Task brief - Gather every line from the entries below that includes "suggested".

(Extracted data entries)
....................

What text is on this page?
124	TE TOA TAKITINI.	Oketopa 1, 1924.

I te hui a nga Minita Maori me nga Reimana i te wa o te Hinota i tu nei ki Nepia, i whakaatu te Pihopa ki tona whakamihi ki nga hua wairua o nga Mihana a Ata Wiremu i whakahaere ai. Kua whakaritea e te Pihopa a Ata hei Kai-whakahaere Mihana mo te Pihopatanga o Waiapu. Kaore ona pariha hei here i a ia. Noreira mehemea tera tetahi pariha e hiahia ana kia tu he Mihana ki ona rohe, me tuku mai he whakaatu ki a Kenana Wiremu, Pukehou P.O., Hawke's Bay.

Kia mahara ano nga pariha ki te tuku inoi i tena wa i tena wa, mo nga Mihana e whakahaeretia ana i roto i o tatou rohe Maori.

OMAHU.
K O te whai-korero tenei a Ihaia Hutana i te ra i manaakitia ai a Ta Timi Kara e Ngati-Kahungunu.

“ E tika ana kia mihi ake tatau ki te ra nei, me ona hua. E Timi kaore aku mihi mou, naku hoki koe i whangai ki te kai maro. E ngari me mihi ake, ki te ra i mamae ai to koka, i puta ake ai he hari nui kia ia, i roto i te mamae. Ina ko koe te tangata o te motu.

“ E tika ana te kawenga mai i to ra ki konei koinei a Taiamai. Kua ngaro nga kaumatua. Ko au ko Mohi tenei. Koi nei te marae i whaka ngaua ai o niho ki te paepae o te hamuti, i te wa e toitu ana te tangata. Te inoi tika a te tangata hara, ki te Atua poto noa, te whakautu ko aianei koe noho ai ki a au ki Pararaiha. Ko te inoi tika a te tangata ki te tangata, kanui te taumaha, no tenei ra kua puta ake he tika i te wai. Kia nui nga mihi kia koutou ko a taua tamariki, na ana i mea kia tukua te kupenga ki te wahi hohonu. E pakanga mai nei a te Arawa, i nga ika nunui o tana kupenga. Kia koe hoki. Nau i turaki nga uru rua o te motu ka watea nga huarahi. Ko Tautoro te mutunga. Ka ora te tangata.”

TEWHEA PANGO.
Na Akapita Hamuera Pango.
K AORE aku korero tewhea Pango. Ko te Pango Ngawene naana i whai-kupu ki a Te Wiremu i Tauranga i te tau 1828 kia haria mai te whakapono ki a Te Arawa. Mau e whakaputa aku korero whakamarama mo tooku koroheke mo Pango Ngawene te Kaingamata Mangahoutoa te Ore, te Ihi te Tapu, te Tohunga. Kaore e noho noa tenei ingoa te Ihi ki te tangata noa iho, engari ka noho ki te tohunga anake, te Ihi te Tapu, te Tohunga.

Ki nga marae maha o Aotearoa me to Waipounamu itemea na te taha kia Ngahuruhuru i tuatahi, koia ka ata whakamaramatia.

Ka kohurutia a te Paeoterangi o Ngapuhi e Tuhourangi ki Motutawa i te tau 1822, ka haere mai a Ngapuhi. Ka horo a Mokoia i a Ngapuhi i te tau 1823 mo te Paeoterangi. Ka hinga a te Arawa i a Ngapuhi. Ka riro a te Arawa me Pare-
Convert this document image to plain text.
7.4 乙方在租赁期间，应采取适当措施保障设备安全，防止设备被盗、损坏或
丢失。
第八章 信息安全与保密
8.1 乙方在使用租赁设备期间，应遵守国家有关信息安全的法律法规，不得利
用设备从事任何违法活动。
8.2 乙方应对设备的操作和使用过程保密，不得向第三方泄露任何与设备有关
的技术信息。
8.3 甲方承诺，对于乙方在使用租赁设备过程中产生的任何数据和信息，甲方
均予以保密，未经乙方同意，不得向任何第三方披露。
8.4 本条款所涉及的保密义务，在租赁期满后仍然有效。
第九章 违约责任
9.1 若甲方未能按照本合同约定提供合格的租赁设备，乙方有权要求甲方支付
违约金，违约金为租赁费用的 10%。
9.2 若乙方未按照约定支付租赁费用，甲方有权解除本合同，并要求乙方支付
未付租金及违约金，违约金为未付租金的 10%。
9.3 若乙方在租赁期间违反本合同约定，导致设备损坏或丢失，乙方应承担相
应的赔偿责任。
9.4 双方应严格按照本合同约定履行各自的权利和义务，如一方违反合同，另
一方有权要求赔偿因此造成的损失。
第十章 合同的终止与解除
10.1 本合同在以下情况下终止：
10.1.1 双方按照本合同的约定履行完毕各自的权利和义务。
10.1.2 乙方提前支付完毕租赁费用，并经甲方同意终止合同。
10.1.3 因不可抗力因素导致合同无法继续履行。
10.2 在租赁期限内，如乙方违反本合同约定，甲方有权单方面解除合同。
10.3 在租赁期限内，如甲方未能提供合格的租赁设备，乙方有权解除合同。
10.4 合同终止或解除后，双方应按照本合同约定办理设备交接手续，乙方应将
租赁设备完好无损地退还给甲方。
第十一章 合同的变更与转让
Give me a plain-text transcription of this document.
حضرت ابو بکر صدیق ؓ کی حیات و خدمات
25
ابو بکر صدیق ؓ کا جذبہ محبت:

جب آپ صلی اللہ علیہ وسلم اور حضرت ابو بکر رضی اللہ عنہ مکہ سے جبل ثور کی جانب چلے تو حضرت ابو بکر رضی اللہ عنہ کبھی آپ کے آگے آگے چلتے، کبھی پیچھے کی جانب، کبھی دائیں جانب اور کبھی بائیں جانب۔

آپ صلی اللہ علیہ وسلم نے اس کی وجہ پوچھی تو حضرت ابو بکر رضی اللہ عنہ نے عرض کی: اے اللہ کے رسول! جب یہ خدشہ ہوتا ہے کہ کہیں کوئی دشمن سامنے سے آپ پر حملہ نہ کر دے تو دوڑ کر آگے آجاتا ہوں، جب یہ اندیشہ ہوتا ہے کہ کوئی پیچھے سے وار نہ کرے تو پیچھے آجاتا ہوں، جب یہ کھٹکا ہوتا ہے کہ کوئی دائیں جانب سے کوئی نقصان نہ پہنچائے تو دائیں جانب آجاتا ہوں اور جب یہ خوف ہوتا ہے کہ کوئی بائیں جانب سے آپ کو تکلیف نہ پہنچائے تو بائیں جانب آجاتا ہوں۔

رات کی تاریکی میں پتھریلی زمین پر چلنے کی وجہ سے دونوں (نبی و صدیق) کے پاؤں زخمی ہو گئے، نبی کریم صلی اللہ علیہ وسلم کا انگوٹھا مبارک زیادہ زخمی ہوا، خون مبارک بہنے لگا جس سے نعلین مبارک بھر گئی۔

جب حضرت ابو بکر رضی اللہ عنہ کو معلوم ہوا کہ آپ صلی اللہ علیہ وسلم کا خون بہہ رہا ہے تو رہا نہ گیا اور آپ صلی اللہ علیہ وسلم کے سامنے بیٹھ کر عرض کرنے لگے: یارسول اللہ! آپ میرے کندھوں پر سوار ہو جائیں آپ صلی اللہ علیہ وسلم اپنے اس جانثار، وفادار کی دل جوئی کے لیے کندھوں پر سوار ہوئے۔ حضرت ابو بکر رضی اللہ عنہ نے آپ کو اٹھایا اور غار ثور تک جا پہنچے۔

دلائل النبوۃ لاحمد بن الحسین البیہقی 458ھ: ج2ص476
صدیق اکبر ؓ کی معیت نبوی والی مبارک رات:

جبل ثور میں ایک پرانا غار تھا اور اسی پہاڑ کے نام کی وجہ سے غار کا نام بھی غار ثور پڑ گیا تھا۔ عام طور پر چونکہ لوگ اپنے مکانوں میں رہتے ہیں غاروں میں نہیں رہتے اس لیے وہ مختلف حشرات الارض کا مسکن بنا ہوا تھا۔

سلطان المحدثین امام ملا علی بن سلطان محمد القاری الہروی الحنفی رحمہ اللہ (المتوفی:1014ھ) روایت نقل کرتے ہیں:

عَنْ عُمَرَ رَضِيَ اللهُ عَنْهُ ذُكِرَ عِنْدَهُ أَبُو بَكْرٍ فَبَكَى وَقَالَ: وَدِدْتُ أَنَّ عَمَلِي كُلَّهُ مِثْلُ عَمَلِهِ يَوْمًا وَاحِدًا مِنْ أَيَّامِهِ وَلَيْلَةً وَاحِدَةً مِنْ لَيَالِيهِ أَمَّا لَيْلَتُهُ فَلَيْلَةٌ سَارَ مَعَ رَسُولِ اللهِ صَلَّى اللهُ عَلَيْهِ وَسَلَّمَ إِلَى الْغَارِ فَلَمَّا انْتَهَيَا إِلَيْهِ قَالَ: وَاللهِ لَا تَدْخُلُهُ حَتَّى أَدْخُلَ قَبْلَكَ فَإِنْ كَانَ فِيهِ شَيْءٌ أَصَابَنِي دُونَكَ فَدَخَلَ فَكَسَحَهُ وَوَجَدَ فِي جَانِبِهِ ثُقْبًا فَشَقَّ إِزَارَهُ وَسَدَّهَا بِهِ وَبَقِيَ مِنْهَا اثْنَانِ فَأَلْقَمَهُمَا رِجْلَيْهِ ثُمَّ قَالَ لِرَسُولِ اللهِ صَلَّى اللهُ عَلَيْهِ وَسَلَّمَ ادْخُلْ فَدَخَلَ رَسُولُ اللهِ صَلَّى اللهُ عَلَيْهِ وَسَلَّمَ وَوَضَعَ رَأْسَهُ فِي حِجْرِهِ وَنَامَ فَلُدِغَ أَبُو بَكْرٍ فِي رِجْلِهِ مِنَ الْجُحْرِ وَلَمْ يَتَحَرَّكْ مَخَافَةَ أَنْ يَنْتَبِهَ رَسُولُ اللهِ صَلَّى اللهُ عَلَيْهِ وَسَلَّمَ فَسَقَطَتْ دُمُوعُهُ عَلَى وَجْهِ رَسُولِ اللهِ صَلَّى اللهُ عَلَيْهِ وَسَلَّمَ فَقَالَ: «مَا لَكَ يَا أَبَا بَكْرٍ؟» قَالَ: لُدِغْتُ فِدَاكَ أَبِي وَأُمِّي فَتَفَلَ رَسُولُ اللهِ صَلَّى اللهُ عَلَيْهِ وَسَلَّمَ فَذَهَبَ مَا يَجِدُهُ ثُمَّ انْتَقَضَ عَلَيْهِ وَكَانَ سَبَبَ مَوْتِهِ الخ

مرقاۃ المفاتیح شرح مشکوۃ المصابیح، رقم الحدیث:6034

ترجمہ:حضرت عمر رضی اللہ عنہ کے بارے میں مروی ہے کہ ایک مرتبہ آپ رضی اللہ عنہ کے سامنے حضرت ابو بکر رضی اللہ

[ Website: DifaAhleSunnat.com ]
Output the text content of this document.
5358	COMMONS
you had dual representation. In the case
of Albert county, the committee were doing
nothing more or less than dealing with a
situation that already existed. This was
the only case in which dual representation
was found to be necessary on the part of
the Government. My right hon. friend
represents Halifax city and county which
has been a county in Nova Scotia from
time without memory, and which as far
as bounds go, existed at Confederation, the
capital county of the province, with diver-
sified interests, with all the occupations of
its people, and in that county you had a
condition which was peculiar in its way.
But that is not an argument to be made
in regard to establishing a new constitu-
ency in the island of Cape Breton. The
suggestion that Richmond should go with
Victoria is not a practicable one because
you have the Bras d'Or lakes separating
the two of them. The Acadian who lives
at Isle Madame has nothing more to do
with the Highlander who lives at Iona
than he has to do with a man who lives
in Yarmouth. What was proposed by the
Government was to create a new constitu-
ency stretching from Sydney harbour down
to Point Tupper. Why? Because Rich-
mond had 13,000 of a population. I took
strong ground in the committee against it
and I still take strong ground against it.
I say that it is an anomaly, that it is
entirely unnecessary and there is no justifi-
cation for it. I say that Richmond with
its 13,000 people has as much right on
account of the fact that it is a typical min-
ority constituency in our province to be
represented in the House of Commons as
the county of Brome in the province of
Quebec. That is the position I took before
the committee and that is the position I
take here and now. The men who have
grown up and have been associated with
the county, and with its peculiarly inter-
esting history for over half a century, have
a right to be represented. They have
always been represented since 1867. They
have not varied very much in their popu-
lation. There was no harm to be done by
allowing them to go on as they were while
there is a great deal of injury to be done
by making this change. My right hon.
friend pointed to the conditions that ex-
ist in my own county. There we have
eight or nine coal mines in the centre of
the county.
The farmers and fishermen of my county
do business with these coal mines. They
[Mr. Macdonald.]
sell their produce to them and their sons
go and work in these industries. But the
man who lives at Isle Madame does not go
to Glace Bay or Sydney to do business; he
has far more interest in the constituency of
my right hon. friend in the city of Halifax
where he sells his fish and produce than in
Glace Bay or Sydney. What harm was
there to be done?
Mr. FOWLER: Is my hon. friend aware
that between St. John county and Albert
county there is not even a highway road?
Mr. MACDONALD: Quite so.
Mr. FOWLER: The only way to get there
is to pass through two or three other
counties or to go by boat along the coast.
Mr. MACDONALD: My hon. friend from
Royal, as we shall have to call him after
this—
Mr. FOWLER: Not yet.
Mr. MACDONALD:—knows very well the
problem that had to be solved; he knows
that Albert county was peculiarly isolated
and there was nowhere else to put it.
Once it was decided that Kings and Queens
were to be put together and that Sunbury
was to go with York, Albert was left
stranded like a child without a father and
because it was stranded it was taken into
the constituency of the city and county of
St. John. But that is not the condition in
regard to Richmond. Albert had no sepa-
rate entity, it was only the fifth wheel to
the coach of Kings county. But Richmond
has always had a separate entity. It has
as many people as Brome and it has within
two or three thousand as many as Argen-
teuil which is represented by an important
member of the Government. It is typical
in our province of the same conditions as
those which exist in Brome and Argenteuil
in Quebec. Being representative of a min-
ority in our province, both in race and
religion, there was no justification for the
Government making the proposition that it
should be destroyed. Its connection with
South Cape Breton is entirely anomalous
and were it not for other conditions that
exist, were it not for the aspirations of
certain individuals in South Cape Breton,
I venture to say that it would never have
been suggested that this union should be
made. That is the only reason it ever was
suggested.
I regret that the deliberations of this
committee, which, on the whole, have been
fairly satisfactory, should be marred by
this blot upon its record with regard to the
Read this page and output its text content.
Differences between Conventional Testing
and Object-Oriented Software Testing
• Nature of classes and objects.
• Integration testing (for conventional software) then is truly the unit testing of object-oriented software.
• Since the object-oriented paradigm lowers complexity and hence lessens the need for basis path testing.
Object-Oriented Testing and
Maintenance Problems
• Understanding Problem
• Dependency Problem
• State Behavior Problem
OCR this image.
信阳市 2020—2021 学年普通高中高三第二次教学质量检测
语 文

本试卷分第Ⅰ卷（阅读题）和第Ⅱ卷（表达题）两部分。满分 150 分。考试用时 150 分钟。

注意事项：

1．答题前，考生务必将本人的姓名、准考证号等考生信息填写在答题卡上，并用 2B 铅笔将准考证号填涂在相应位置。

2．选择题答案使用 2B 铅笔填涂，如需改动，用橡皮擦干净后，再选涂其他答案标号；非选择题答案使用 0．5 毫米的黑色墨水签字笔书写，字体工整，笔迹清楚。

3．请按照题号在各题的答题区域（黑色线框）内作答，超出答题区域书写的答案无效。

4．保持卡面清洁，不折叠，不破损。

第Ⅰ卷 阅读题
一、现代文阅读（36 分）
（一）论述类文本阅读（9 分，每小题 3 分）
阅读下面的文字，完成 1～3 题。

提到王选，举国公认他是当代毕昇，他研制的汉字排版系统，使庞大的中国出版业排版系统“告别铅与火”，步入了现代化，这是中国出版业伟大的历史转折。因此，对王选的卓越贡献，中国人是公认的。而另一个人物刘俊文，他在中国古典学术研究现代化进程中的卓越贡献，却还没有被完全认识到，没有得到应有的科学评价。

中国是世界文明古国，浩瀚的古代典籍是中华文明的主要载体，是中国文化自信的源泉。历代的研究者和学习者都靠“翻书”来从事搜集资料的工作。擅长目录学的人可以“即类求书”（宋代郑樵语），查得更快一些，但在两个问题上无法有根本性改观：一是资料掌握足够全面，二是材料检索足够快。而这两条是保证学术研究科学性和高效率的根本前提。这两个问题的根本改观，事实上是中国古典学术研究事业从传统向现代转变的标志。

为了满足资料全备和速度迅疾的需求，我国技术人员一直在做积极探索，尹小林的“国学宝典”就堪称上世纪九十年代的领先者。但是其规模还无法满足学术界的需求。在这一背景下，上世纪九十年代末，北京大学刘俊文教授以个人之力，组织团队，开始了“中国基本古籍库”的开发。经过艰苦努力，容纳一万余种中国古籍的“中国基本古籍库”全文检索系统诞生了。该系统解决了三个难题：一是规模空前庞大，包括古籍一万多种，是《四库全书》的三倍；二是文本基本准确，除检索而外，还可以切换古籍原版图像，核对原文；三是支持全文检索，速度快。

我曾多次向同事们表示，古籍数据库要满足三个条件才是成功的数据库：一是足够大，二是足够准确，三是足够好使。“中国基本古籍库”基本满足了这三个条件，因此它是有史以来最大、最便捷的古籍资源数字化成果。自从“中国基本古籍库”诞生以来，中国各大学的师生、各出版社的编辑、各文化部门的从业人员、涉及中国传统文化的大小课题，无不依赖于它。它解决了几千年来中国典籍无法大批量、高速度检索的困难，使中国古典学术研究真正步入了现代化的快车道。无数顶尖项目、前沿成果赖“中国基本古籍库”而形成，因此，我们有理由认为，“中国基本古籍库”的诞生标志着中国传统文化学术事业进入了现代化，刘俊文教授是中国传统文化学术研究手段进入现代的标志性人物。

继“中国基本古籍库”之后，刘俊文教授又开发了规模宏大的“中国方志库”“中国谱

....................

Completed exercise -
been suggested that this union should be
suggested.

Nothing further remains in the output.